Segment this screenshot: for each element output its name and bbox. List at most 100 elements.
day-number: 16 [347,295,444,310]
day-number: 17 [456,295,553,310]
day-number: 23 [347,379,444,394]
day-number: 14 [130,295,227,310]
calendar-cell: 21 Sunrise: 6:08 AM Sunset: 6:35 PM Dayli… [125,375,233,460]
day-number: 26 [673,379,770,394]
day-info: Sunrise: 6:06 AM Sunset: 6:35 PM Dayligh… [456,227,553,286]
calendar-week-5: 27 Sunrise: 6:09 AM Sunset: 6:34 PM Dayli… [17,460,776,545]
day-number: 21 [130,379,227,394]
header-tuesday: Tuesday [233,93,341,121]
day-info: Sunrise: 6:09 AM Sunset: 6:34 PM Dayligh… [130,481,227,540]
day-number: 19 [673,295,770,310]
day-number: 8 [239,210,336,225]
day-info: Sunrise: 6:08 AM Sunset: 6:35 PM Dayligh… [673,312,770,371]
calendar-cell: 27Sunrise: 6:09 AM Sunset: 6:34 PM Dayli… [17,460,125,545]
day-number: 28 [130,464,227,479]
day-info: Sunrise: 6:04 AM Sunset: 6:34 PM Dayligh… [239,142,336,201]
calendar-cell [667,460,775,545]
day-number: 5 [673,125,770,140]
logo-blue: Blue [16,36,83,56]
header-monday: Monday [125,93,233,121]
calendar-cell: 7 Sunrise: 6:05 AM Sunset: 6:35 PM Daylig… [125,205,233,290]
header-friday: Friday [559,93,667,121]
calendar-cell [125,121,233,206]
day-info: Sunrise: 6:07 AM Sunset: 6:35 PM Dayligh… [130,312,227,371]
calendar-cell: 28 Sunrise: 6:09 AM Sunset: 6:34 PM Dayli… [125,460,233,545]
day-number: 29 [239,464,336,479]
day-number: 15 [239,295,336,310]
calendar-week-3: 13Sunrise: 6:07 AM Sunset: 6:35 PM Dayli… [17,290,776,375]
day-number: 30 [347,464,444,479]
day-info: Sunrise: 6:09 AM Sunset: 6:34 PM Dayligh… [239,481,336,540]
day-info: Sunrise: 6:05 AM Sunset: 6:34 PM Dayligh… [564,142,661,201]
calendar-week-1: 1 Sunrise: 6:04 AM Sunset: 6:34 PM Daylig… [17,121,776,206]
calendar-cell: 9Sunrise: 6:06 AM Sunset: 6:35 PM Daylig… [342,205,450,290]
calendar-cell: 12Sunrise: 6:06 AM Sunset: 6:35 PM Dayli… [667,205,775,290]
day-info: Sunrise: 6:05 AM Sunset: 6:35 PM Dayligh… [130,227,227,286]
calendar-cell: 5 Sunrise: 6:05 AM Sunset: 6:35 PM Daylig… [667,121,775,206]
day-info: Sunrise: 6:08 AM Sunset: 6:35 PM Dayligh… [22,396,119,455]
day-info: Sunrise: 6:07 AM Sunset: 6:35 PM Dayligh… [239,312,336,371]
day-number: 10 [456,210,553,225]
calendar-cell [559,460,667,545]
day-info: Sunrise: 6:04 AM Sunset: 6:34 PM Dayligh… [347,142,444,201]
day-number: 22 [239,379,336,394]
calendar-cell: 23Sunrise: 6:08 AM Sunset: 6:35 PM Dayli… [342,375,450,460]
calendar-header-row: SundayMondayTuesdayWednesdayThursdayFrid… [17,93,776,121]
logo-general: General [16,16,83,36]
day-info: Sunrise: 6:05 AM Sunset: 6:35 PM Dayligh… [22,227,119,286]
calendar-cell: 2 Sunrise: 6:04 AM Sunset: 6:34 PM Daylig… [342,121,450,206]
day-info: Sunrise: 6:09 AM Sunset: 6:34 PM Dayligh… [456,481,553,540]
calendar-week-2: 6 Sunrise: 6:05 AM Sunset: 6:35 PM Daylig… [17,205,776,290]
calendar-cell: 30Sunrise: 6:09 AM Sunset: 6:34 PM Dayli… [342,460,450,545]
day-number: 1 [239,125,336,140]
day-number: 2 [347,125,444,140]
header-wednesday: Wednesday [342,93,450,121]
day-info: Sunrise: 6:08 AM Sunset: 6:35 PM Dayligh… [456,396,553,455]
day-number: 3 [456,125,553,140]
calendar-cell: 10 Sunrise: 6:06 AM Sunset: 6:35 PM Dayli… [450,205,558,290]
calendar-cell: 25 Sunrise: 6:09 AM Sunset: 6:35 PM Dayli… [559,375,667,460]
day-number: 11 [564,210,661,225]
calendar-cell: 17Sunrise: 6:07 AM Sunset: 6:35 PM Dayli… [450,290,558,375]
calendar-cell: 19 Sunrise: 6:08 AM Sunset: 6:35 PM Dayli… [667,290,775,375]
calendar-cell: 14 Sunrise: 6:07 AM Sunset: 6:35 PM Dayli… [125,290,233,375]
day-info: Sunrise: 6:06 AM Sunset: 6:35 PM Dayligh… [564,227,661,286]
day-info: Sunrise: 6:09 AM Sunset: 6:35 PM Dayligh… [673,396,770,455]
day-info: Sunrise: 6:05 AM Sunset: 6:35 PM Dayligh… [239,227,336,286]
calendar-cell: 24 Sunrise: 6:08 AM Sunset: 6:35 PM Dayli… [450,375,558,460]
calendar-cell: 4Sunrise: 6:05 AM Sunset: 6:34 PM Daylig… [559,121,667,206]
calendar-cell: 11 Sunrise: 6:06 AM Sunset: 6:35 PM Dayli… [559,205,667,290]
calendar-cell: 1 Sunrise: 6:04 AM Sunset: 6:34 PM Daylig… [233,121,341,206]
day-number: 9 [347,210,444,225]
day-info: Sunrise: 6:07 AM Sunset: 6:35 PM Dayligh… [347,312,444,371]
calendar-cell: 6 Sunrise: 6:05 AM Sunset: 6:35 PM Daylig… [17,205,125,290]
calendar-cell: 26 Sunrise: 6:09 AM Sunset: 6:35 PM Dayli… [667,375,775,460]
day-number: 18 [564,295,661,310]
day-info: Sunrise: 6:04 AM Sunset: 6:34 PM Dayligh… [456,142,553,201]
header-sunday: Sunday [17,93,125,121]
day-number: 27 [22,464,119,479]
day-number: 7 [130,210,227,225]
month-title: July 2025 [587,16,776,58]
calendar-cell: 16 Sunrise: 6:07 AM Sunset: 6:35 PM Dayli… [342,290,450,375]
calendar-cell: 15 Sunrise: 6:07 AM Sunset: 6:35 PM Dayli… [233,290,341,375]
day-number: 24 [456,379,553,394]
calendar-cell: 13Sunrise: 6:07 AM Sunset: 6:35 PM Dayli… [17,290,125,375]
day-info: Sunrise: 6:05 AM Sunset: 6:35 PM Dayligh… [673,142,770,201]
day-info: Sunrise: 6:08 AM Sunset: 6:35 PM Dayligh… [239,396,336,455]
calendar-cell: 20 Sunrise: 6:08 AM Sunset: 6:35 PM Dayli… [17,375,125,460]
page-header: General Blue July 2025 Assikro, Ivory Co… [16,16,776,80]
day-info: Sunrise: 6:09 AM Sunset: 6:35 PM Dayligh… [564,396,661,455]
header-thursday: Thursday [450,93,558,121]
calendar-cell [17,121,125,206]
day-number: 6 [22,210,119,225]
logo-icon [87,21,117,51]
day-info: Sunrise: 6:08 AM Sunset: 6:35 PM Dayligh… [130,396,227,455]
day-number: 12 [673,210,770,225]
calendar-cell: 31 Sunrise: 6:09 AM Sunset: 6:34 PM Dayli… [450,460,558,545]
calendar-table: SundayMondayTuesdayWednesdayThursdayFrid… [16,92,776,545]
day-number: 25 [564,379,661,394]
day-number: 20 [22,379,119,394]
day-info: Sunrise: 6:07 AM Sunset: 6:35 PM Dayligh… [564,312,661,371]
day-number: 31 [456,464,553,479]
= = = = =
■ **TO DO**
Write out all of the data above again, line for line, without changing a single character.

■ **WRITTEN RESPONSE**
Segment this screenshot: for each element output its name and bbox. List at most 100 elements.
day-number: 16 [347,295,444,310]
day-number: 17 [456,295,553,310]
day-number: 23 [347,379,444,394]
day-number: 14 [130,295,227,310]
calendar-cell: 21 Sunrise: 6:08 AM Sunset: 6:35 PM Dayli… [125,375,233,460]
day-number: 26 [673,379,770,394]
day-info: Sunrise: 6:06 AM Sunset: 6:35 PM Dayligh… [456,227,553,286]
calendar-week-5: 27 Sunrise: 6:09 AM Sunset: 6:34 PM Dayli… [17,460,776,545]
day-number: 21 [130,379,227,394]
header-tuesday: Tuesday [233,93,341,121]
day-info: Sunrise: 6:09 AM Sunset: 6:34 PM Dayligh… [130,481,227,540]
day-number: 19 [673,295,770,310]
day-number: 8 [239,210,336,225]
day-info: Sunrise: 6:08 AM Sunset: 6:35 PM Dayligh… [673,312,770,371]
calendar-cell: 27Sunrise: 6:09 AM Sunset: 6:34 PM Dayli… [17,460,125,545]
day-number: 28 [130,464,227,479]
day-info: Sunrise: 6:04 AM Sunset: 6:34 PM Dayligh… [239,142,336,201]
calendar-cell [667,460,775,545]
day-number: 5 [673,125,770,140]
logo-blue: Blue [16,36,83,56]
header-monday: Monday [125,93,233,121]
calendar-cell: 7 Sunrise: 6:05 AM Sunset: 6:35 PM Daylig… [125,205,233,290]
header-friday: Friday [559,93,667,121]
calendar-cell [125,121,233,206]
day-info: Sunrise: 6:07 AM Sunset: 6:35 PM Dayligh… [130,312,227,371]
calendar-cell: 28 Sunrise: 6:09 AM Sunset: 6:34 PM Dayli… [125,460,233,545]
day-number: 29 [239,464,336,479]
day-number: 15 [239,295,336,310]
calendar-week-3: 13Sunrise: 6:07 AM Sunset: 6:35 PM Dayli… [17,290,776,375]
day-number: 30 [347,464,444,479]
day-info: Sunrise: 6:09 AM Sunset: 6:34 PM Dayligh… [239,481,336,540]
day-info: Sunrise: 6:05 AM Sunset: 6:34 PM Dayligh… [564,142,661,201]
calendar-week-1: 1 Sunrise: 6:04 AM Sunset: 6:34 PM Daylig… [17,121,776,206]
calendar-cell: 9Sunrise: 6:06 AM Sunset: 6:35 PM Daylig… [342,205,450,290]
calendar-cell: 12Sunrise: 6:06 AM Sunset: 6:35 PM Dayli… [667,205,775,290]
day-info: Sunrise: 6:05 AM Sunset: 6:35 PM Dayligh… [130,227,227,286]
calendar-cell: 5 Sunrise: 6:05 AM Sunset: 6:35 PM Daylig… [667,121,775,206]
day-info: Sunrise: 6:08 AM Sunset: 6:35 PM Dayligh… [22,396,119,455]
day-info: Sunrise: 6:07 AM Sunset: 6:35 PM Dayligh… [239,312,336,371]
day-number: 10 [456,210,553,225]
calendar-cell [559,460,667,545]
day-info: Sunrise: 6:04 AM Sunset: 6:34 PM Dayligh… [347,142,444,201]
day-number: 22 [239,379,336,394]
calendar-cell: 23Sunrise: 6:08 AM Sunset: 6:35 PM Dayli… [342,375,450,460]
calendar-header-row: SundayMondayTuesdayWednesdayThursdayFrid… [17,93,776,121]
logo-general: General [16,16,83,36]
day-info: Sunrise: 6:05 AM Sunset: 6:35 PM Dayligh… [22,227,119,286]
calendar-cell: 2 Sunrise: 6:04 AM Sunset: 6:34 PM Daylig… [342,121,450,206]
day-info: Sunrise: 6:09 AM Sunset: 6:34 PM Dayligh… [456,481,553,540]
calendar-week-2: 6 Sunrise: 6:05 AM Sunset: 6:35 PM Daylig… [17,205,776,290]
calendar-cell: 30Sunrise: 6:09 AM Sunset: 6:34 PM Dayli… [342,460,450,545]
day-number: 1 [239,125,336,140]
day-number: 2 [347,125,444,140]
header-wednesday: Wednesday [342,93,450,121]
day-info: Sunrise: 6:08 AM Sunset: 6:35 PM Dayligh… [456,396,553,455]
day-number: 3 [456,125,553,140]
calendar-cell: 10 Sunrise: 6:06 AM Sunset: 6:35 PM Dayli… [450,205,558,290]
calendar-cell: 25 Sunrise: 6:09 AM Sunset: 6:35 PM Dayli… [559,375,667,460]
day-number: 11 [564,210,661,225]
calendar-cell: 17Sunrise: 6:07 AM Sunset: 6:35 PM Dayli… [450,290,558,375]
calendar-cell: 19 Sunrise: 6:08 AM Sunset: 6:35 PM Dayli… [667,290,775,375]
calendar-cell: 14 Sunrise: 6:07 AM Sunset: 6:35 PM Dayli… [125,290,233,375]
day-info: Sunrise: 6:06 AM Sunset: 6:35 PM Dayligh… [564,227,661,286]
day-info: Sunrise: 6:09 AM Sunset: 6:35 PM Dayligh… [673,396,770,455]
day-info: Sunrise: 6:05 AM Sunset: 6:35 PM Dayligh… [239,227,336,286]
calendar-cell: 24 Sunrise: 6:08 AM Sunset: 6:35 PM Dayli… [450,375,558,460]
calendar-cell: 4Sunrise: 6:05 AM Sunset: 6:34 PM Daylig… [559,121,667,206]
calendar-cell: 11 Sunrise: 6:06 AM Sunset: 6:35 PM Dayli… [559,205,667,290]
calendar-cell: 1 Sunrise: 6:04 AM Sunset: 6:34 PM Daylig… [233,121,341,206]
day-number: 9 [347,210,444,225]
day-info: Sunrise: 6:07 AM Sunset: 6:35 PM Dayligh… [347,312,444,371]
calendar-cell: 6 Sunrise: 6:05 AM Sunset: 6:35 PM Daylig… [17,205,125,290]
calendar-cell: 26 Sunrise: 6:09 AM Sunset: 6:35 PM Dayli… [667,375,775,460]
day-number: 18 [564,295,661,310]
day-info: Sunrise: 6:04 AM Sunset: 6:34 PM Dayligh… [456,142,553,201]
header-sunday: Sunday [17,93,125,121]
day-number: 27 [22,464,119,479]
day-number: 7 [130,210,227,225]
month-title: July 2025 [587,16,776,58]
calendar-cell: 16 Sunrise: 6:07 AM Sunset: 6:35 PM Dayli… [342,290,450,375]
calendar-cell: 15 Sunrise: 6:07 AM Sunset: 6:35 PM Dayli… [233,290,341,375]
day-number: 24 [456,379,553,394]
calendar-cell: 13Sunrise: 6:07 AM Sunset: 6:35 PM Dayli… [17,290,125,375]
day-info: Sunrise: 6:05 AM Sunset: 6:35 PM Dayligh… [673,142,770,201]
day-info: Sunrise: 6:08 AM Sunset: 6:35 PM Dayligh… [239,396,336,455]
calendar-cell: 20 Sunrise: 6:08 AM Sunset: 6:35 PM Dayli… [17,375,125,460]
page-header: General Blue July 2025 Assikro, Ivory Co… [16,16,776,80]
day-info: Sunrise: 6:09 AM Sunset: 6:35 PM Dayligh… [564,396,661,455]
header-thursday: Thursday [450,93,558,121]
calendar-cell [17,121,125,206]
day-number: 6 [22,210,119,225]
logo-icon [87,21,117,51]
day-info: Sunrise: 6:08 AM Sunset: 6:35 PM Dayligh… [130,396,227,455]
day-number: 12 [673,210,770,225]
calendar-cell: 31 Sunrise: 6:09 AM Sunset: 6:34 PM Dayli… [450,460,558,545]
calendar-table: SundayMondayTuesdayWednesdayThursdayFrid… [16,92,776,545]
day-number: 25 [564,379,661,394]
day-number: 20 [22,379,119,394]
day-info: Sunrise: 6:07 AM Sunset: 6:35 PM Dayligh… [564,312,661,371]
day-number: 31 [456,464,553,479]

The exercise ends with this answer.